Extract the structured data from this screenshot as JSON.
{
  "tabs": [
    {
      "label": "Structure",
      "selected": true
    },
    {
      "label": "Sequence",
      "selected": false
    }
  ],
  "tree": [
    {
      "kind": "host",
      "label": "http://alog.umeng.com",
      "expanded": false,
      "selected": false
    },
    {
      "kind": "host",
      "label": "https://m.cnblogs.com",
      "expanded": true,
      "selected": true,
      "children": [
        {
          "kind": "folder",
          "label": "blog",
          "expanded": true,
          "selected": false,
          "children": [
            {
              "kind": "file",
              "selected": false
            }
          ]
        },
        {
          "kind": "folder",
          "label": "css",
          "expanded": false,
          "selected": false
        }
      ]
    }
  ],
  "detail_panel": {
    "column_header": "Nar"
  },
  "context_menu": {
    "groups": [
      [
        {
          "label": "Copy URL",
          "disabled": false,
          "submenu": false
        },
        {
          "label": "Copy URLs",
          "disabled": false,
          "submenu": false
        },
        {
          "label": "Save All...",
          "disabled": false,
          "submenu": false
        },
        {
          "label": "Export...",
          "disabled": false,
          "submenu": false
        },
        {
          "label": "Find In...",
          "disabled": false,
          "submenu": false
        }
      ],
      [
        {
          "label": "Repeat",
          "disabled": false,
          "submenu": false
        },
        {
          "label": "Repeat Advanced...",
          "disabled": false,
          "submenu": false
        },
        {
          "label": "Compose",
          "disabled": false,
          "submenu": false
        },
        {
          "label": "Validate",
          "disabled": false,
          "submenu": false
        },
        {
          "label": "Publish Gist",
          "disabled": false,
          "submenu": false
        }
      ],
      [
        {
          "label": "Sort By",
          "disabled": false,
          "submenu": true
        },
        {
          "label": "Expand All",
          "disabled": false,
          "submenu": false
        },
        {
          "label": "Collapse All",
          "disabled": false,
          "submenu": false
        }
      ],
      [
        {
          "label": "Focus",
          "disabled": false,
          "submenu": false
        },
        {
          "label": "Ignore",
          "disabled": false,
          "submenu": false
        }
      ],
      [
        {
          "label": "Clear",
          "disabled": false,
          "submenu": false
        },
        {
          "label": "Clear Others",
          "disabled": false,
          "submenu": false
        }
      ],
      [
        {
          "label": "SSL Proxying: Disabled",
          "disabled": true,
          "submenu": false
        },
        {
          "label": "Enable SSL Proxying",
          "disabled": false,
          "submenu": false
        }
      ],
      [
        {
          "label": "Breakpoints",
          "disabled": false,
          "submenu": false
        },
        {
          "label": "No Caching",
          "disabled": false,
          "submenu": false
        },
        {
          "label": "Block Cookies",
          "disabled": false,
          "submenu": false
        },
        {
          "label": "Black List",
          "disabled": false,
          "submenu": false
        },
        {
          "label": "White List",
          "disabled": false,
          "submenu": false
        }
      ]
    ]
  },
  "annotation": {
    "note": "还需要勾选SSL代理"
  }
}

==*==

- Problem requirements -
Extract the full listing above without altering anything.

- Right answer -
Extract the structured data from this screenshot as JSON.
{
  "tabs": [
    {
      "label": "Structure",
      "selected": true
    },
    {
      "label": "Sequence",
      "selected": false
    }
  ],
  "tree": [
    {
      "kind": "host",
      "label": "http://alog.umeng.com",
      "expanded": false,
      "selected": false
    },
    {
      "kind": "host",
      "label": "https://m.cnblogs.com",
      "expanded": true,
      "selected": true,
      "children": [
        {
          "kind": "folder",
          "label": "blog",
          "expanded": true,
          "selected": false,
          "children": [
            {
              "kind": "file",
              "selected": false
            }
          ]
        },
        {
          "kind": "folder",
          "label": "css",
          "expanded": false,
          "selected": false
        }
      ]
    }
  ],
  "detail_panel": {
    "column_header": "Nar"
  },
  "context_menu": {
    "groups": [
      [
        {
          "label": "Copy URL",
          "disabled": false,
          "submenu": false
        },
        {
          "label": "Copy URLs",
          "disabled": false,
          "submenu": false
        },
        {
          "label": "Save All...",
          "disabled": false,
          "submenu": false
        },
        {
          "label": "Export...",
          "disabled": false,
          "submenu": false
        },
        {
          "label": "Find In...",
          "disabled": false,
          "submenu": false
        }
      ],
      [
        {
          "label": "Repeat",
          "disabled": false,
          "submenu": false
        },
        {
          "label": "Repeat Advanced...",
          "disabled": false,
          "submenu": false
        },
        {
          "label": "Compose",
          "disabled": false,
          "submenu": false
        },
        {
          "label": "Validate",
          "disabled": false,
          "submenu": false
        },
        {
          "label": "Publish Gist",
          "disabled": false,
          "submenu": false
        }
      ],
      [
        {
          "label": "Sort By",
          "disabled": false,
          "submenu": true
        },
        {
          "label": "Expand All",
          "disabled": false,
          "submenu": false
        },
        {
          "label": "Collapse All",
          "disabled": false,
          "submenu": false
        }
      ],
      [
        {
          "label": "Focus",
          "disabled": false,
          "submenu": false
        },
        {
          "label": "Ignore",
          "disabled": false,
          "submenu": false
        }
      ],
      [
        {
          "label": "Clear",
          "disabled": false,
          "submenu": false
        },
        {
          "label": "Clear Others",
          "disabled": false,
          "submenu": false
        }
      ],
      [
        {
          "label": "SSL Proxying: Disabled",
          "disabled": true,
          "submenu": false
        },
        {
          "label": "Enable SSL Proxying",
          "disabled": false,
          "submenu": false
        }
      ],
      [
        {
          "label": "Breakpoints",
          "disabled": false,
          "submenu": false
        },
        {
          "label": "No Caching",
          "disabled": false,
          "submenu": false
        },
        {
          "label": "Block Cookies",
          "disabled": false,
          "submenu": false
        },
        {
          "label": "Black List",
          "disabled": false,
          "submenu": false
        },
        {
          "label": "White List",
          "disabled": false,
          "submenu": false
        }
      ]
    ]
  },
  "annotation": {
    "note": "还需要勾选SSL代理"
  }
}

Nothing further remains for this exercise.